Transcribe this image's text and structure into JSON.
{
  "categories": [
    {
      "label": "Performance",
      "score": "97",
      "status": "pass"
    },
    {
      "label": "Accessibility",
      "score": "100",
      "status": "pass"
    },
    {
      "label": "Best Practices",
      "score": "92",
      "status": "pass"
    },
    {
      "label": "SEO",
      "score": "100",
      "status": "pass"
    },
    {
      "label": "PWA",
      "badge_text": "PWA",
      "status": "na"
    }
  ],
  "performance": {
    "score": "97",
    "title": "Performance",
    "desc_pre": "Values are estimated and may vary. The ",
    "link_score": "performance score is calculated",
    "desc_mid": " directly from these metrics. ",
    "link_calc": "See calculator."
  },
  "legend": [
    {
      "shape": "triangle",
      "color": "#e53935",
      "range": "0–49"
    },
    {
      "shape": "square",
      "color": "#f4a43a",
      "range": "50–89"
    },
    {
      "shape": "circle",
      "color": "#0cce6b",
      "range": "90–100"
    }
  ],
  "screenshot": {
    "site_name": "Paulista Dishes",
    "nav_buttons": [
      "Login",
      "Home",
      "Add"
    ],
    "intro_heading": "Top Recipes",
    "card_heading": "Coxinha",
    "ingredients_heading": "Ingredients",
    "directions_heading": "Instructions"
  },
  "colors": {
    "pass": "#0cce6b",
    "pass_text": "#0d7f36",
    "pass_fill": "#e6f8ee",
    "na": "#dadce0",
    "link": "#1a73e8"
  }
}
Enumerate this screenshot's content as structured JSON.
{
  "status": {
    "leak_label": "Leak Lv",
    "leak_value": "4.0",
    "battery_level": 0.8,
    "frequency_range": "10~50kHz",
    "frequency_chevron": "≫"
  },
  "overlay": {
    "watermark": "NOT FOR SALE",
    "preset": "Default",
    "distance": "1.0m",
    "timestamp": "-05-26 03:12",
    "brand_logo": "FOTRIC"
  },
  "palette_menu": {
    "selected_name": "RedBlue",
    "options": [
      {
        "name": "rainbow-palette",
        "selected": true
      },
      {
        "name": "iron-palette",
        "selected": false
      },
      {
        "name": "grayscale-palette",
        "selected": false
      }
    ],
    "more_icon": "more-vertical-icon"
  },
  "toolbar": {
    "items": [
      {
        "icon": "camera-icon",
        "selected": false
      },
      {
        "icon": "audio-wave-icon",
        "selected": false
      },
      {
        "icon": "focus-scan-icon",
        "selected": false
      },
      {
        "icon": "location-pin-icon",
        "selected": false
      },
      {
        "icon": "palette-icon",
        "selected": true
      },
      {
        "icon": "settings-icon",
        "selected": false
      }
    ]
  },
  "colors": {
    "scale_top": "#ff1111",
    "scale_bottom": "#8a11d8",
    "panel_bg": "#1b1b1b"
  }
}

========================================

→ TASK TO CARRY OUT:
Find all lines with "icon" in them and copy each one.

→ WRITTEN REPLY:
    "more_icon": "more-vertical-icon"
        "icon": "camera-icon",
        "icon": "audio-wave-icon",
        "icon": "focus-scan-icon",
        "icon": "location-pin-icon",
        "icon": "palette-icon",
        "icon": "settings-icon",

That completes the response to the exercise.